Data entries
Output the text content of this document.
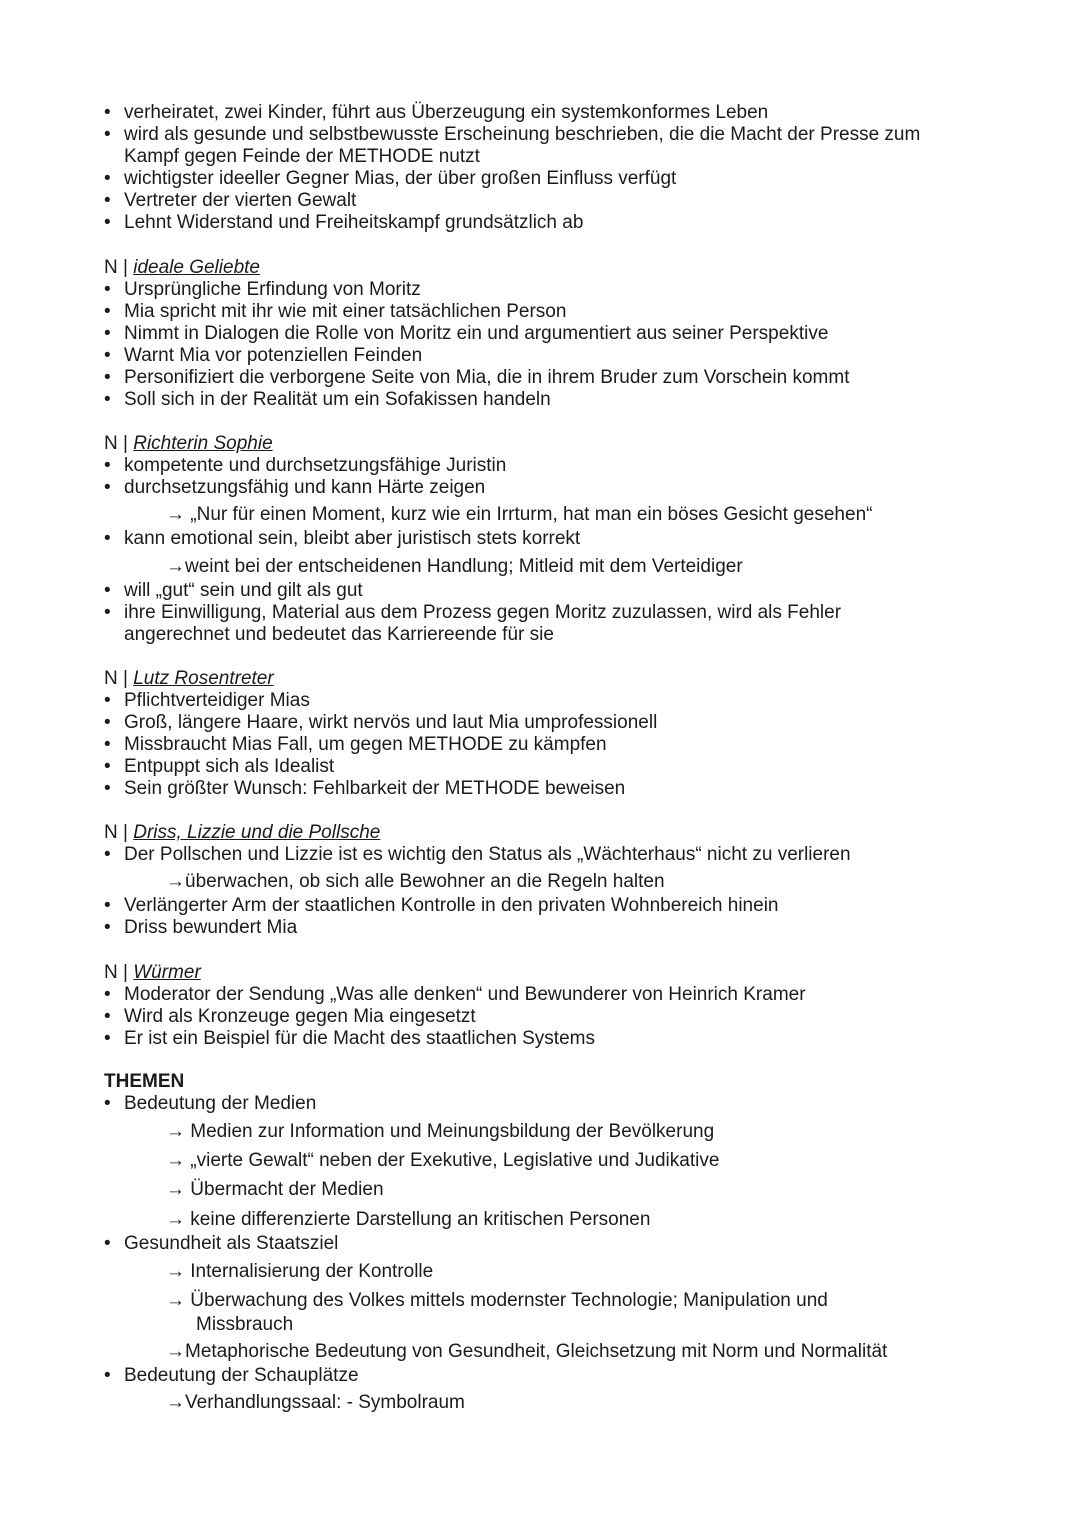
• verheiratet, zwei Kinder, führt aus Überzeugung ein systemkonformes Leben
• wird als gesunde und selbstbewusste Erscheinung beschrieben, die die Macht der Presse zum
Kampf gegen Feinde der METHODE nutzt
• wichtigster ideeller Gegner Mias, der über großen Einfluss verfügt
• Vertreter der vierten Gewalt
• Lehnt Widerstand und Freiheitskampf grundsätzlich ab
N | ideale Geliebte
• Ursprüngliche Erfindung von Moritz
• Mia spricht mit ihr wie mit einer tatsächlichen Person
• Nimmt in Dialogen die Rolle von Moritz ein und argumentiert aus seiner Perspektive
• Warnt Mia vor potenziellen Feinden
• Personifiziert die verborgene Seite von Mia, die in ihrem Bruder zum Vorschein kommt
• Soll sich in der Realität um ein Sofakissen handeln
N | Richterin Sophie
• kompetente und durchsetzungsfähige Juristin
• durchsetzungsfähig und kann Härte zeigen
→ „Nur für einen Moment, kurz wie ein Irrturm, hat man ein böses Gesicht gesehen“
• kann emotional sein, bleibt aber juristisch stets korrekt
→weint bei der entscheidenen Handlung; Mitleid mit dem Verteidiger
• will „gut“ sein und gilt als gut
• ihre Einwilligung, Material aus dem Prozess gegen Moritz zuzulassen, wird als Fehler
angerechnet und bedeutet das Karriereende für sie
N | Lutz Rosentreter
• Pflichtverteidiger Mias
• Groß, längere Haare, wirkt nervös und laut Mia umprofessionell
• Missbraucht Mias Fall, um gegen METHODE zu kämpfen
• Entpuppt sich als Idealist
• Sein größter Wunsch: Fehlbarkeit der METHODE beweisen
N | Driss, Lizzie und die Pollsche
• Der Pollschen und Lizzie ist es wichtig den Status als „Wächterhaus“ nicht zu verlieren
→überwachen, ob sich alle Bewohner an die Regeln halten
• Verlängerter Arm der staatlichen Kontrolle in den privaten Wohnbereich hinein
• Driss bewundert Mia
N | Würmer
• Moderator der Sendung „Was alle denken“ und Bewunderer von Heinrich Kramer
• Wird als Kronzeuge gegen Mia eingesetzt
• Er ist ein Beispiel für die Macht des staatlichen Systems
THEMEN
• Bedeutung der Medien
→ Medien zur Information und Meinungsbildung der Bevölkerung
→ „vierte Gewalt“ neben der Exekutive, Legislative und Judikative
→ Übermacht der Medien
→ keine differenzierte Darstellung an kritischen Personen
• Gesundheit als Staatsziel
→ Internalisierung der Kontrolle
→ Überwachung des Volkes mittels modernster Technologie; Manipulation und
Missbrauch
→Metaphorische Bedeutung von Gesundheit, Gleichsetzung mit Norm und Normalität
• Bedeutung der Schauplätze
→Verhandlungssaal: - Symbolraum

WHAT IS ASKED: Print the whole listing above once more, word for word, without its pictures.

TASK SOLUTION:
Output the text content of this document.
• verheiratet, zwei Kinder, führt aus Überzeugung ein systemkonformes Leben
• wird als gesunde und selbstbewusste Erscheinung beschrieben, die die Macht der Presse zum
Kampf gegen Feinde der METHODE nutzt
• wichtigster ideeller Gegner Mias, der über großen Einfluss verfügt
• Vertreter der vierten Gewalt
• Lehnt Widerstand und Freiheitskampf grundsätzlich ab
N | ideale Geliebte
• Ursprüngliche Erfindung von Moritz
• Mia spricht mit ihr wie mit einer tatsächlichen Person
• Nimmt in Dialogen die Rolle von Moritz ein und argumentiert aus seiner Perspektive
• Warnt Mia vor potenziellen Feinden
• Personifiziert die verborgene Seite von Mia, die in ihrem Bruder zum Vorschein kommt
• Soll sich in der Realität um ein Sofakissen handeln
N | Richterin Sophie
• kompetente und durchsetzungsfähige Juristin
• durchsetzungsfähig und kann Härte zeigen
→ „Nur für einen Moment, kurz wie ein Irrturm, hat man ein böses Gesicht gesehen“
• kann emotional sein, bleibt aber juristisch stets korrekt
→weint bei der entscheidenen Handlung; Mitleid mit dem Verteidiger
• will „gut“ sein und gilt als gut
• ihre Einwilligung, Material aus dem Prozess gegen Moritz zuzulassen, wird als Fehler
angerechnet und bedeutet das Karriereende für sie
N | Lutz Rosentreter
• Pflichtverteidiger Mias
• Groß, längere Haare, wirkt nervös und laut Mia umprofessionell
• Missbraucht Mias Fall, um gegen METHODE zu kämpfen
• Entpuppt sich als Idealist
• Sein größter Wunsch: Fehlbarkeit der METHODE beweisen
N | Driss, Lizzie und die Pollsche
• Der Pollschen und Lizzie ist es wichtig den Status als „Wächterhaus“ nicht zu verlieren
→überwachen, ob sich alle Bewohner an die Regeln halten
• Verlängerter Arm der staatlichen Kontrolle in den privaten Wohnbereich hinein
• Driss bewundert Mia
N | Würmer
• Moderator der Sendung „Was alle denken“ und Bewunderer von Heinrich Kramer
• Wird als Kronzeuge gegen Mia eingesetzt
• Er ist ein Beispiel für die Macht des staatlichen Systems
THEMEN
• Bedeutung der Medien
→ Medien zur Information und Meinungsbildung der Bevölkerung
→ „vierte Gewalt“ neben der Exekutive, Legislative und Judikative
→ Übermacht der Medien
→ keine differenzierte Darstellung an kritischen Personen
• Gesundheit als Staatsziel
→ Internalisierung der Kontrolle
→ Überwachung des Volkes mittels modernster Technologie; Manipulation und
Missbrauch
→Metaphorische Bedeutung von Gesundheit, Gleichsetzung mit Norm und Normalität
• Bedeutung der Schauplätze
→Verhandlungssaal: - Symbolraum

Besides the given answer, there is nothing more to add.